— What is being asked —
Reproduce all the entries exactly and keep the pictures out.

Data records
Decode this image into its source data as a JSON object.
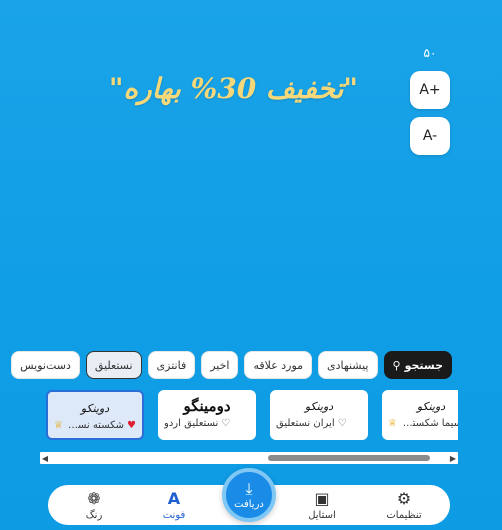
{
  "canvas": {
    "text": "\"تخفیف 30% بهاره\""
  },
  "size_controls": {
    "value": "۵۰",
    "increase_label": "A+",
    "decrease_label": "A-"
  },
  "categories": {
    "search_label": "جستجو",
    "items": [
      "پیشنهادی",
      "مورد علاقه",
      "اخیر",
      "فانتزی",
      "نستعلیق",
      "دست‌نویس"
    ],
    "active": "نستعلیق"
  },
  "fonts": [
    {
      "preview": "دوینکو",
      "name": "شکسته نستع...",
      "favorite": true,
      "premium": true,
      "selected": true
    },
    {
      "preview": "دومینگو",
      "name": "نستعلیق اردو",
      "favorite": false,
      "premium": false,
      "selected": false
    },
    {
      "preview": "دوینکو",
      "name": "ایران نستعلیق",
      "favorite": false,
      "premium": false,
      "selected": false
    },
    {
      "preview": "دوینکو",
      "name": "سیما شکسته ...",
      "favorite": false,
      "premium": true,
      "selected": false
    }
  ],
  "nav": {
    "settings": "تنظیمات",
    "style": "استایل",
    "download": "دریافت",
    "font": "فونت",
    "color": "رنگ"
  },
  "colors": {
    "accent": "#1f5fd0",
    "background": "#109ee6",
    "canvas_text": "#f5d87a"
  }
}
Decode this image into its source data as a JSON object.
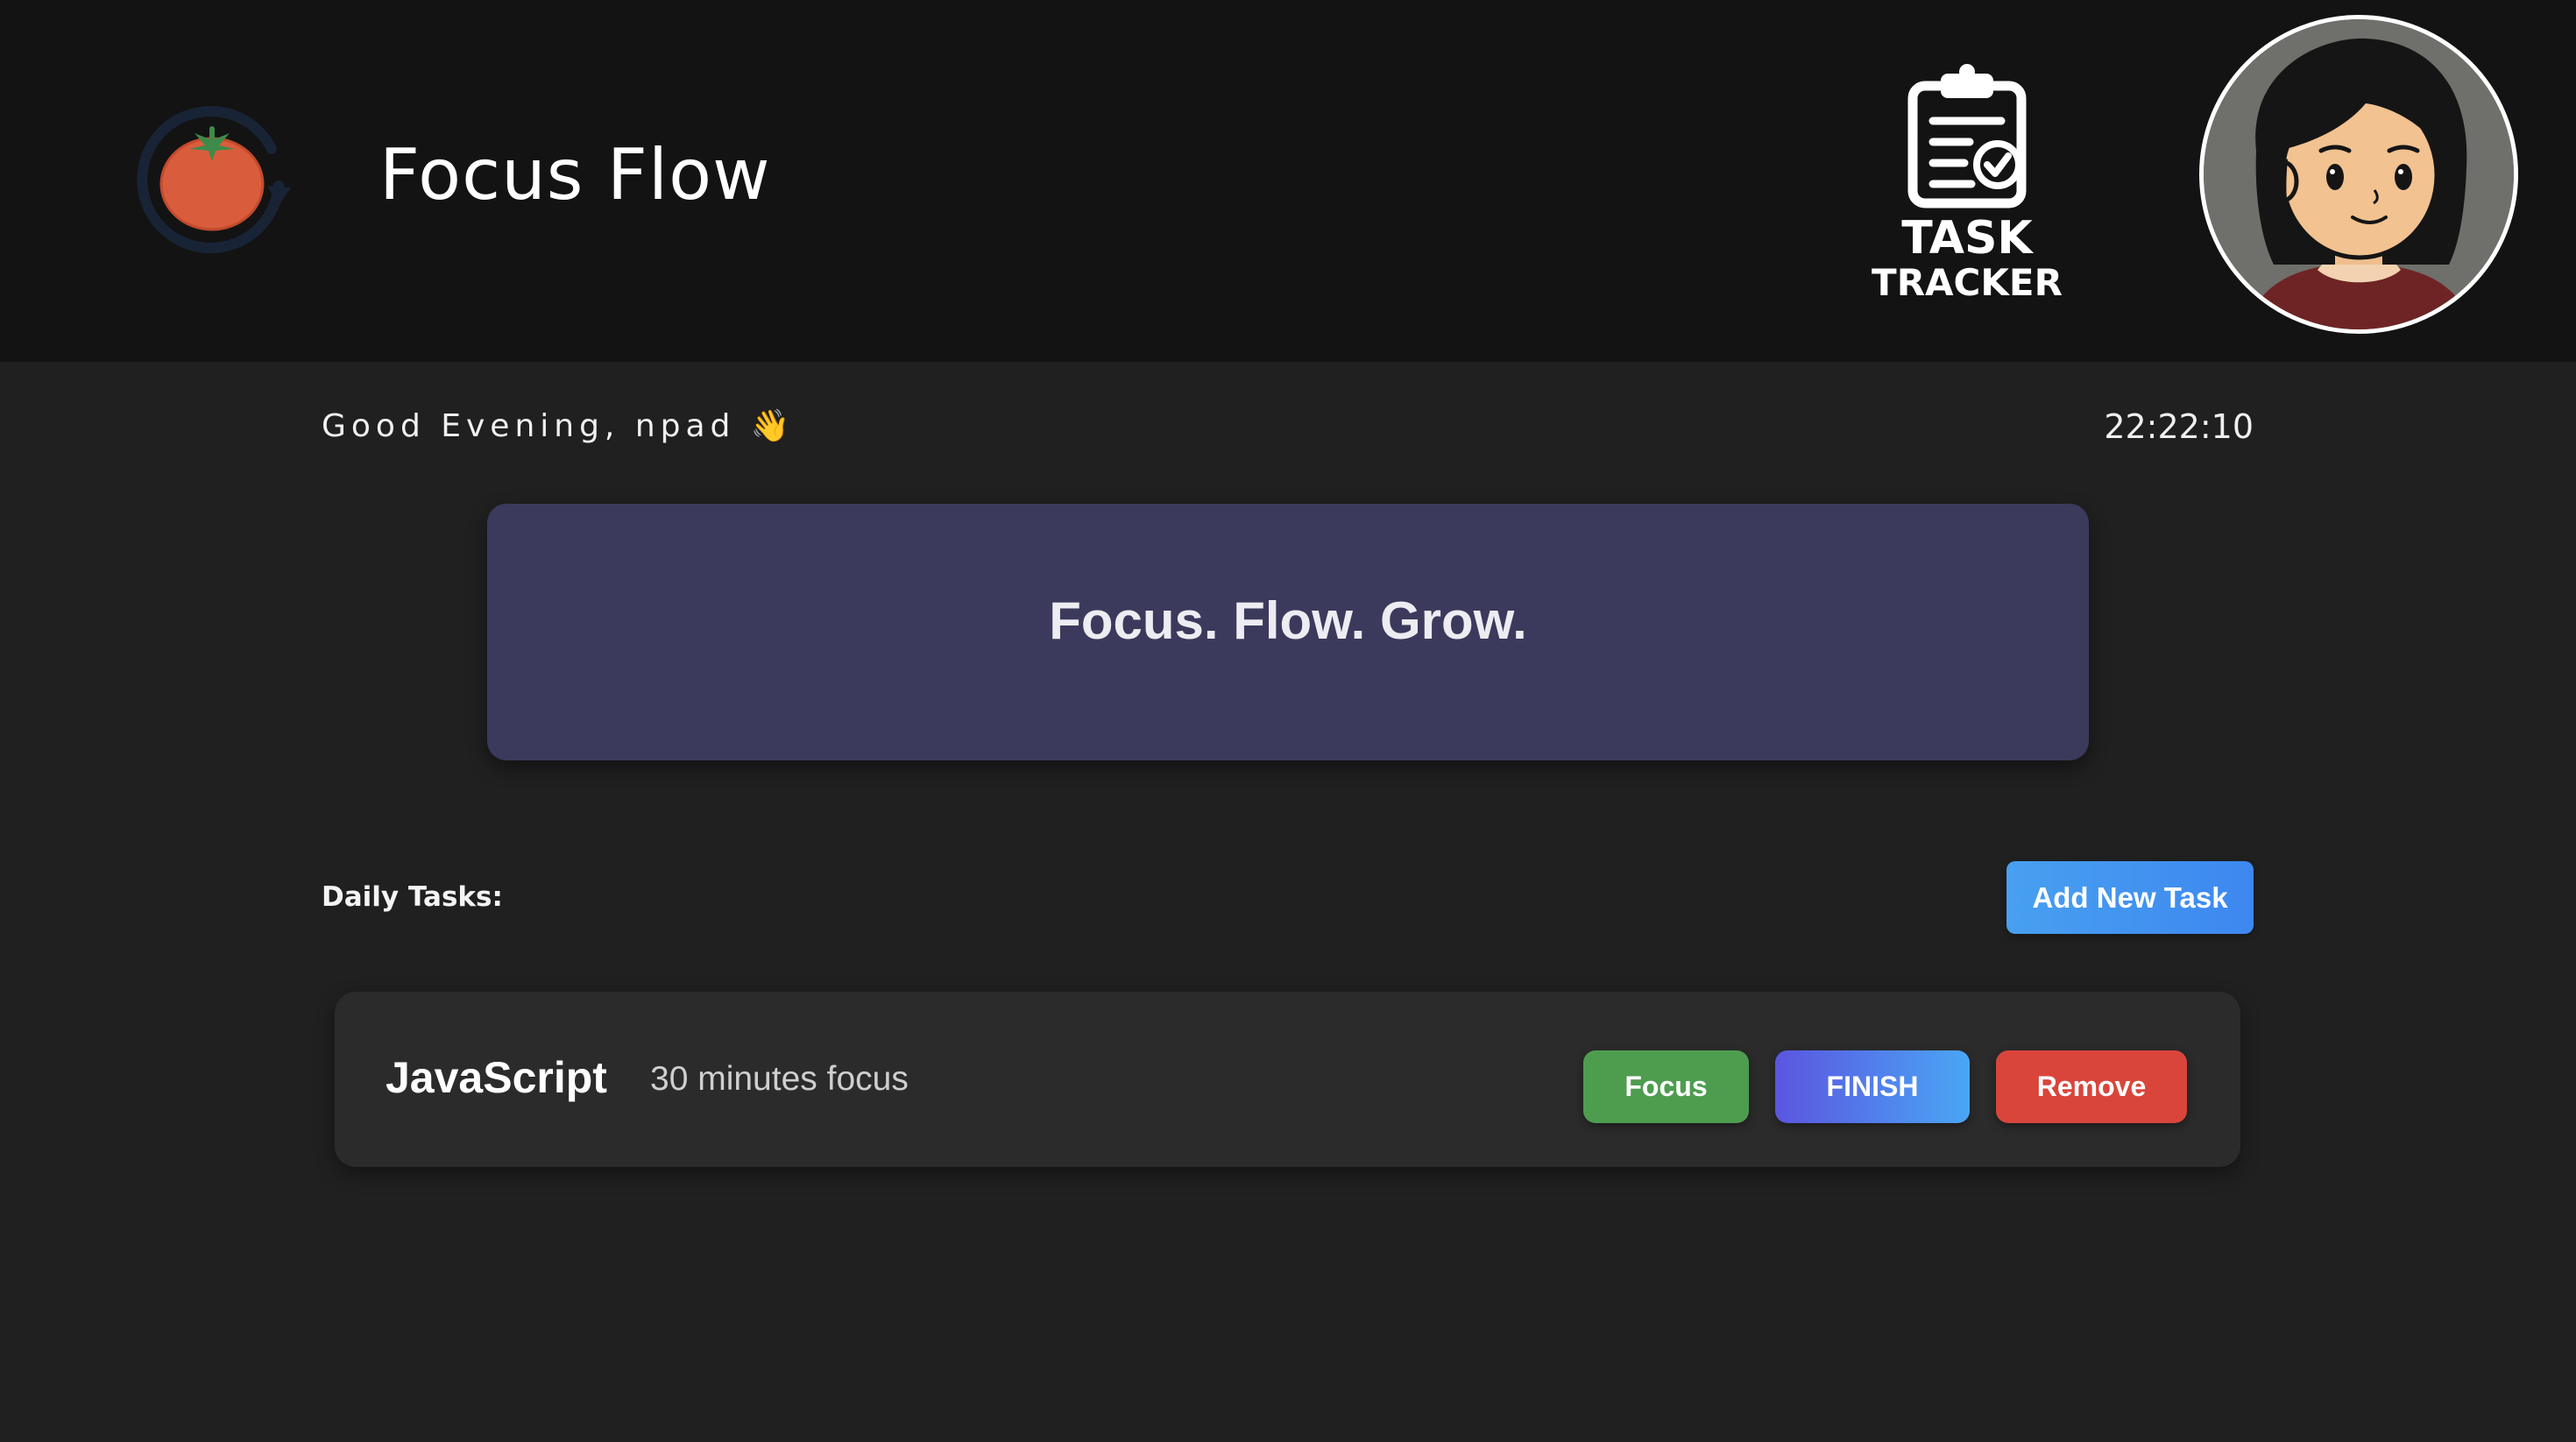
{
  "header": {
    "app_title": "Focus Flow",
    "logo_icon": "tomato-refresh-logo",
    "task_tracker": {
      "line1": "TASK",
      "line2": "TRACKER",
      "icon": "clipboard-check-icon"
    },
    "avatar_icon": "user-avatar"
  },
  "greeting": {
    "text": "Good Evening, npad 👋"
  },
  "clock": {
    "time": "22:22:10"
  },
  "motto": {
    "text": "Focus. Flow. Grow."
  },
  "tasks_section": {
    "label": "Daily Tasks:",
    "add_button": "Add New Task",
    "items": [
      {
        "name": "JavaScript",
        "duration": "30 minutes focus",
        "focus_label": "Focus",
        "finish_label": "FINISH",
        "remove_label": "Remove"
      }
    ]
  },
  "colors": {
    "header_bg": "#131313",
    "page_bg": "#202020",
    "motto_card": "#3b3a5c",
    "task_card": "#2b2b2b",
    "focus": "#4e9d4f",
    "finish_start": "#5b55e0",
    "finish_end": "#4aa6f5",
    "remove": "#d9453b",
    "add_button": "#48a0f0"
  }
}
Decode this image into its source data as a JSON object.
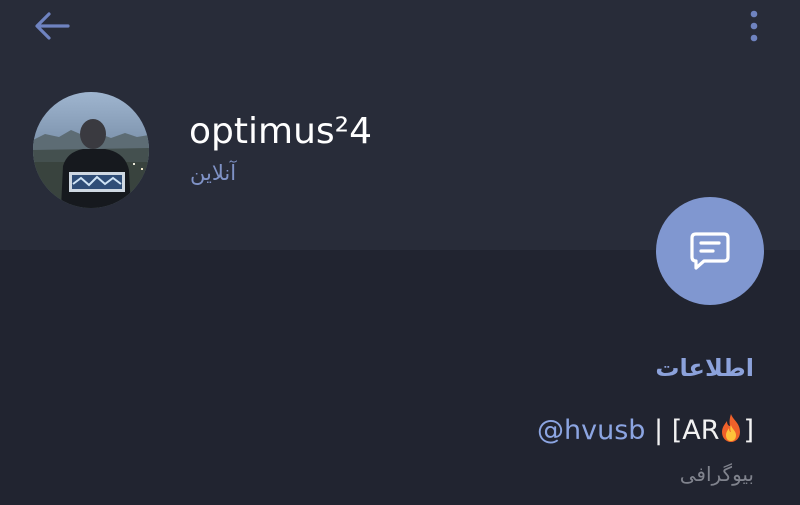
{
  "header": {
    "back_icon": "arrow-left-icon",
    "menu_icon": "more-vertical-icon",
    "profile_name": "optimus²4",
    "status": "آنلاین",
    "message_icon": "chat-bubble-icon"
  },
  "info": {
    "section_title": "اطلاعات",
    "bio": {
      "mention": "@hvusb",
      "separator": " | ",
      "tag_open": "[AR",
      "tag_icon": "fire-emoji",
      "tag_close": "]",
      "label": "بیوگرافی"
    }
  },
  "colors": {
    "background": "#212430",
    "header_background": "#282c39",
    "accent": "#8097d0",
    "link": "#8ca5e2",
    "status_text": "#7f92c6",
    "secondary_text": "#80838d"
  }
}
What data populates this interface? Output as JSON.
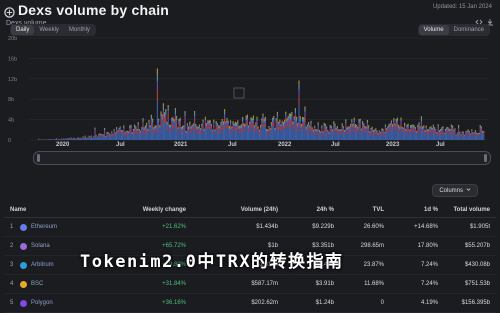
{
  "header": {
    "title": "Dexs volume by chain",
    "subtitle": "Dexs volume",
    "updated": "Updated: 15 Jan 2024"
  },
  "toggles": {
    "left": [
      {
        "label": "Daily",
        "active": true
      },
      {
        "label": "Weekly",
        "active": false
      },
      {
        "label": "Monthly",
        "active": false
      }
    ],
    "right": [
      {
        "label": "Volume",
        "active": true
      },
      {
        "label": "Dominance",
        "active": false
      }
    ]
  },
  "chart_data": {
    "type": "area",
    "title": "",
    "xlabel": "",
    "ylabel": "",
    "y_ticks": [
      "20b",
      "16b",
      "12b",
      "8b",
      "4b",
      "0"
    ],
    "x_ticks": [
      "2020",
      "Jul",
      "2021",
      "Jul",
      "2022",
      "Jul",
      "2023",
      "Jul"
    ],
    "ylim": [
      0,
      20
    ],
    "y_unit": "b",
    "grid": true,
    "series_colors": [
      "#3f67b8",
      "#c04848",
      "#7a4fb8",
      "#4aa5c8",
      "#d29a3a"
    ],
    "x": [
      "2020-01",
      "2020-04",
      "2020-07",
      "2020-10",
      "2021-01",
      "2021-03",
      "2021-05",
      "2021-07",
      "2021-09",
      "2021-11",
      "2022-01",
      "2022-03",
      "2022-05",
      "2022-07",
      "2022-09",
      "2022-11",
      "2023-01",
      "2023-03",
      "2023-05",
      "2023-07",
      "2023-09",
      "2023-11"
    ],
    "total": [
      0.1,
      0.2,
      0.5,
      1.2,
      2.4,
      3.2,
      5.6,
      2.8,
      3.3,
      3.6,
      4.2,
      3.5,
      5.2,
      2.8,
      2.6,
      3.8,
      2.5,
      3.6,
      2.9,
      2.4,
      1.9,
      2.5
    ]
  },
  "watermark": {
    "text": "Tokenim2.0中TRX的转换指南"
  },
  "columns_button": {
    "label": "Columns"
  },
  "table": {
    "headers": {
      "name": "Name",
      "weekly_volume": "Weekly change",
      "volume_24h": "Volume (24h)",
      "volume_24h_pct": "24h %",
      "tvl": "TVL",
      "tvl_pct": "1d %",
      "total_volume": "Total volume"
    },
    "rows": [
      {
        "rank": "1",
        "name": "Ethereum",
        "color": "#627eea",
        "weekly": "+21.62%",
        "weekly_pos": true,
        "v24": "$1.434b",
        "v24p": "$9.229b",
        "tvl": "26.60%",
        "tvlp": "+14.68%",
        "total": "$1.905t"
      },
      {
        "rank": "2",
        "name": "Solana",
        "color": "#9b6bd6",
        "weekly": "+65.72%",
        "weekly_pos": true,
        "v24": "$1b",
        "v24p": "$3.351b",
        "tvl": "298.65m",
        "tvlp": "17.80%",
        "total": "$55.207b"
      },
      {
        "rank": "3",
        "name": "Arbitrum",
        "color": "#2d9cdb",
        "weekly": "+19.89%",
        "weekly_pos": true,
        "v24": "$1.018b",
        "v24p": "$5.46b",
        "tvl": "23.87%",
        "tvlp": "7.24%",
        "total": "$430.08b"
      },
      {
        "rank": "4",
        "name": "BSC",
        "color": "#e2ab2f",
        "weekly": "+31.84%",
        "weekly_pos": true,
        "v24": "$587.17m",
        "v24p": "$3.91b",
        "tvl": "11.68%",
        "tvlp": "7.24%",
        "total": "$751.53b"
      },
      {
        "rank": "5",
        "name": "Polygon",
        "color": "#8247e5",
        "weekly": "+36.16%",
        "weekly_pos": true,
        "v24": "$202.62m",
        "v24p": "$1.24b",
        "tvl": "0",
        "tvlp": "4.19%",
        "total": "$156.395b"
      }
    ]
  }
}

— Correct output —
Decode this image into its source data as a JSON object.
{
  "canvas": {
    "text": "\"تخفیف 30% بهاره\""
  },
  "size_controls": {
    "value": "۵۰",
    "increase_label": "A+",
    "decrease_label": "A-"
  },
  "categories": {
    "search_label": "جستجو",
    "items": [
      "پیشنهادی",
      "مورد علاقه",
      "اخیر",
      "فانتزی",
      "نستعلیق",
      "دست‌نویس"
    ],
    "active": "نستعلیق"
  },
  "fonts": [
    {
      "preview": "دوینکو",
      "name": "شکسته نستع...",
      "favorite": true,
      "premium": true,
      "selected": true
    },
    {
      "preview": "دومینگو",
      "name": "نستعلیق اردو",
      "favorite": false,
      "premium": false,
      "selected": false
    },
    {
      "preview": "دوینکو",
      "name": "ایران نستعلیق",
      "favorite": false,
      "premium": false,
      "selected": false
    },
    {
      "preview": "دوینکو",
      "name": "سیما شکسته ...",
      "favorite": false,
      "premium": true,
      "selected": false
    }
  ],
  "nav": {
    "settings": "تنظیمات",
    "style": "استایل",
    "download": "دریافت",
    "font": "فونت",
    "color": "رنگ"
  },
  "colors": {
    "accent": "#1f5fd0",
    "background": "#109ee6",
    "canvas_text": "#f5d87a"
  }
}
Decode this image into its source data as a JSON object.
{
  "header": {
    "app_title": "Focus Flow",
    "logo_icon": "tomato-refresh-logo",
    "task_tracker": {
      "line1": "TASK",
      "line2": "TRACKER",
      "icon": "clipboard-check-icon"
    },
    "avatar_icon": "user-avatar"
  },
  "greeting": {
    "text": "Good Evening, npad 👋"
  },
  "clock": {
    "time": "22:22:10"
  },
  "motto": {
    "text": "Focus. Flow. Grow."
  },
  "tasks_section": {
    "label": "Daily Tasks:",
    "add_button": "Add New Task",
    "items": [
      {
        "name": "JavaScript",
        "duration": "30 minutes focus",
        "focus_label": "Focus",
        "finish_label": "FINISH",
        "remove_label": "Remove"
      }
    ]
  },
  "colors": {
    "header_bg": "#131313",
    "page_bg": "#202020",
    "motto_card": "#3b3a5c",
    "task_card": "#2b2b2b",
    "focus": "#4e9d4f",
    "finish_start": "#5b55e0",
    "finish_end": "#4aa6f5",
    "remove": "#d9453b",
    "add_button": "#48a0f0"
  }
}
Decode this image into its source data as a JSON object.
{
  "header": {
    "back_icon": "arrow-left-icon",
    "menu_icon": "more-vertical-icon",
    "profile_name": "optimus²4",
    "status": "آنلاین",
    "message_icon": "chat-bubble-icon"
  },
  "info": {
    "section_title": "اطلاعات",
    "bio": {
      "mention": "@hvusb",
      "separator": " | ",
      "tag_open": "[AR",
      "tag_icon": "fire-emoji",
      "tag_close": "]",
      "label": "بیوگرافی"
    }
  },
  "colors": {
    "background": "#212430",
    "header_background": "#282c39",
    "accent": "#8097d0",
    "link": "#8ca5e2",
    "status_text": "#7f92c6",
    "secondary_text": "#80838d"
  }
}
What data populates this interface? Output as JSON.
{
  "header": {
    "title": "Dexs volume by chain",
    "subtitle": "Dexs volume",
    "updated": "Updated: 15 Jan 2024"
  },
  "toggles": {
    "left": [
      {
        "label": "Daily",
        "active": true
      },
      {
        "label": "Weekly",
        "active": false
      },
      {
        "label": "Monthly",
        "active": false
      }
    ],
    "right": [
      {
        "label": "Volume",
        "active": true
      },
      {
        "label": "Dominance",
        "active": false
      }
    ]
  },
  "chart_data": {
    "type": "area",
    "title": "",
    "xlabel": "",
    "ylabel": "",
    "y_ticks": [
      "20b",
      "16b",
      "12b",
      "8b",
      "4b",
      "0"
    ],
    "x_ticks": [
      "2020",
      "Jul",
      "2021",
      "Jul",
      "2022",
      "Jul",
      "2023",
      "Jul"
    ],
    "ylim": [
      0,
      20
    ],
    "y_unit": "b",
    "grid": true,
    "series_colors": [
      "#3f67b8",
      "#c04848",
      "#7a4fb8",
      "#4aa5c8",
      "#d29a3a"
    ],
    "x": [
      "2020-01",
      "2020-04",
      "2020-07",
      "2020-10",
      "2021-01",
      "2021-03",
      "2021-05",
      "2021-07",
      "2021-09",
      "2021-11",
      "2022-01",
      "2022-03",
      "2022-05",
      "2022-07",
      "2022-09",
      "2022-11",
      "2023-01",
      "2023-03",
      "2023-05",
      "2023-07",
      "2023-09",
      "2023-11"
    ],
    "total": [
      0.1,
      0.2,
      0.5,
      1.2,
      2.4,
      3.2,
      5.6,
      2.8,
      3.3,
      3.6,
      4.2,
      3.5,
      5.2,
      2.8,
      2.6,
      3.8,
      2.5,
      3.6,
      2.9,
      2.4,
      1.9,
      2.5
    ]
  },
  "watermark": {
    "text": "Tokenim2.0中TRX的转换指南"
  },
  "columns_button": {
    "label": "Columns"
  },
  "table": {
    "headers": {
      "name": "Name",
      "weekly_volume": "Weekly change",
      "volume_24h": "Volume (24h)",
      "volume_24h_pct": "24h %",
      "tvl": "TVL",
      "tvl_pct": "1d %",
      "total_volume": "Total volume"
    },
    "rows": [
      {
        "rank": "1",
        "name": "Ethereum",
        "color": "#627eea",
        "weekly": "+21.62%",
        "weekly_pos": true,
        "v24": "$1.434b",
        "v24p": "$9.229b",
        "tvl": "26.60%",
        "tvlp": "+14.68%",
        "total": "$1.905t"
      },
      {
        "rank": "2",
        "name": "Solana",
        "color": "#9b6bd6",
        "weekly": "+65.72%",
        "weekly_pos": true,
        "v24": "$1b",
        "v24p": "$3.351b",
        "tvl": "298.65m",
        "tvlp": "17.80%",
        "total": "$55.207b"
      },
      {
        "rank": "3",
        "name": "Arbitrum",
        "color": "#2d9cdb",
        "weekly": "+19.89%",
        "weekly_pos": true,
        "v24": "$1.018b",
        "v24p": "$5.46b",
        "tvl": "23.87%",
        "tvlp": "7.24%",
        "total": "$430.08b"
      },
      {
        "rank": "4",
        "name": "BSC",
        "color": "#e2ab2f",
        "weekly": "+31.84%",
        "weekly_pos": true,
        "v24": "$587.17m",
        "v24p": "$3.91b",
        "tvl": "11.68%",
        "tvlp": "7.24%",
        "total": "$751.53b"
      },
      {
        "rank": "5",
        "name": "Polygon",
        "color": "#8247e5",
        "weekly": "+36.16%",
        "weekly_pos": true,
        "v24": "$202.62m",
        "v24p": "$1.24b",
        "tvl": "0",
        "tvlp": "4.19%",
        "total": "$156.395b"
      }
    ]
  }
}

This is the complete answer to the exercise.